Dataset listings of figures
• • • •

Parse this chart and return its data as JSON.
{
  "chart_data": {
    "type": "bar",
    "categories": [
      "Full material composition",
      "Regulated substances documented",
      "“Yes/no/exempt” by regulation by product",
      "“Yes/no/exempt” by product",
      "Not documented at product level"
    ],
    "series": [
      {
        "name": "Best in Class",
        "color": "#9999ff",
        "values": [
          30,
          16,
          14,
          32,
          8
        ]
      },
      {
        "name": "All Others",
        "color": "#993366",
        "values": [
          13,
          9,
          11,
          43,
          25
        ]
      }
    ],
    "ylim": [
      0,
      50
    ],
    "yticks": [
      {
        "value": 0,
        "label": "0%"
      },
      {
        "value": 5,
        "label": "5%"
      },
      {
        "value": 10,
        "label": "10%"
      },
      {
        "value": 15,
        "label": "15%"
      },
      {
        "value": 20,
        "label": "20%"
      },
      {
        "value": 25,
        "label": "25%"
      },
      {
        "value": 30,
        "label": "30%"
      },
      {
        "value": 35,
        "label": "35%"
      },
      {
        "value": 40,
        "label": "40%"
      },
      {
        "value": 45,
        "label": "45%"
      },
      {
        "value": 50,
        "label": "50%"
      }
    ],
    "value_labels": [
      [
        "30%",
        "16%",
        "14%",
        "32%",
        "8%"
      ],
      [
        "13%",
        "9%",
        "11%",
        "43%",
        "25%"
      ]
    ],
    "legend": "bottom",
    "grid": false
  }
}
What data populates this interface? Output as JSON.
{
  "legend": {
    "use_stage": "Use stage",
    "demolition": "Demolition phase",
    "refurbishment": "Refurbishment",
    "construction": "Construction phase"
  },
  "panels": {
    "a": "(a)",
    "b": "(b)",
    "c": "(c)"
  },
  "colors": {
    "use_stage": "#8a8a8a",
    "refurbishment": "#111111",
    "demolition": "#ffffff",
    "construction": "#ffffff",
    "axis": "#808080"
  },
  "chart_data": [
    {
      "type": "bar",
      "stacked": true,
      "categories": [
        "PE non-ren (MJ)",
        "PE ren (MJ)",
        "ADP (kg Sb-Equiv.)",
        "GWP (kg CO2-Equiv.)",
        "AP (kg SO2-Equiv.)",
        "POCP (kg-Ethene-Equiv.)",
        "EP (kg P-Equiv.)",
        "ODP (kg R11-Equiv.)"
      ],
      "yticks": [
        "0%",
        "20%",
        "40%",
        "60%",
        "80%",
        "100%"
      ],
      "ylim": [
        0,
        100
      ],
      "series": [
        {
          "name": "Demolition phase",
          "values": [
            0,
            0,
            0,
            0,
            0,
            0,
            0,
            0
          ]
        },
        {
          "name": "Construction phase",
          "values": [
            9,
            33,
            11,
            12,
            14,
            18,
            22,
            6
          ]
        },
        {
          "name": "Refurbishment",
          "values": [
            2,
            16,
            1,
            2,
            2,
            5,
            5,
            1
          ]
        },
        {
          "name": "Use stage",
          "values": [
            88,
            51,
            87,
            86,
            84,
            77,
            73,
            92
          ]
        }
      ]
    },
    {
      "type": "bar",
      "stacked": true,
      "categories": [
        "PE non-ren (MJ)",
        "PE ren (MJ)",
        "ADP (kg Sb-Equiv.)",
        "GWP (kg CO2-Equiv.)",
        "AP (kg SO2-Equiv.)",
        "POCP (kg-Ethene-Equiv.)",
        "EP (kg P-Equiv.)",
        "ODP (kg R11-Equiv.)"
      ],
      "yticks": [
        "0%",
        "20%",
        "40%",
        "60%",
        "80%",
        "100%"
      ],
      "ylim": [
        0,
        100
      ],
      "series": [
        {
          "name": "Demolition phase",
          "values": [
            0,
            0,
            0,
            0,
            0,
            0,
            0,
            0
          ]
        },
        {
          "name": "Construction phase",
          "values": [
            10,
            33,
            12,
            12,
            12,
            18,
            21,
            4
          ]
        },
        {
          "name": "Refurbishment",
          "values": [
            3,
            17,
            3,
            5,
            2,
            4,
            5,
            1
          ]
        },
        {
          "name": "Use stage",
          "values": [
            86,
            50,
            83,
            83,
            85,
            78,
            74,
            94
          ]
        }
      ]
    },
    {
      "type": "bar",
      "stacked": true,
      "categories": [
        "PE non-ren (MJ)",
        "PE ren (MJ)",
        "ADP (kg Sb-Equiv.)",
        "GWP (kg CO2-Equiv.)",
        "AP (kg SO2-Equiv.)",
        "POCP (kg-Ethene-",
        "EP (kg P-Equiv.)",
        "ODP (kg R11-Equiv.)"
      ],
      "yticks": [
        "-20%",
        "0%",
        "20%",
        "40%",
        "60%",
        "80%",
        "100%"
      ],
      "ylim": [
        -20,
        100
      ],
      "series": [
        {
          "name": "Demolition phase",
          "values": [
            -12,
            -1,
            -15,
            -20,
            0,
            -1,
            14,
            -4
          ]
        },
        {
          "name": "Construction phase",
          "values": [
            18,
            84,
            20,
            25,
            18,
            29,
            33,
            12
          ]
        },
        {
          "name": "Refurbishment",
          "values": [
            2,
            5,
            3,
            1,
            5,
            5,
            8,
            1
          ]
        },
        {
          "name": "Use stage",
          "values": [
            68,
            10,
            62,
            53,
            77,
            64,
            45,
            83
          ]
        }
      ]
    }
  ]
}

• • • •

● WORK TO BE COMPLETED
Find each line holding "ffffff". Copy it out.

● ANSWER BELOW
    "demolition": "#ffffff",
    "construction": "#ffffff",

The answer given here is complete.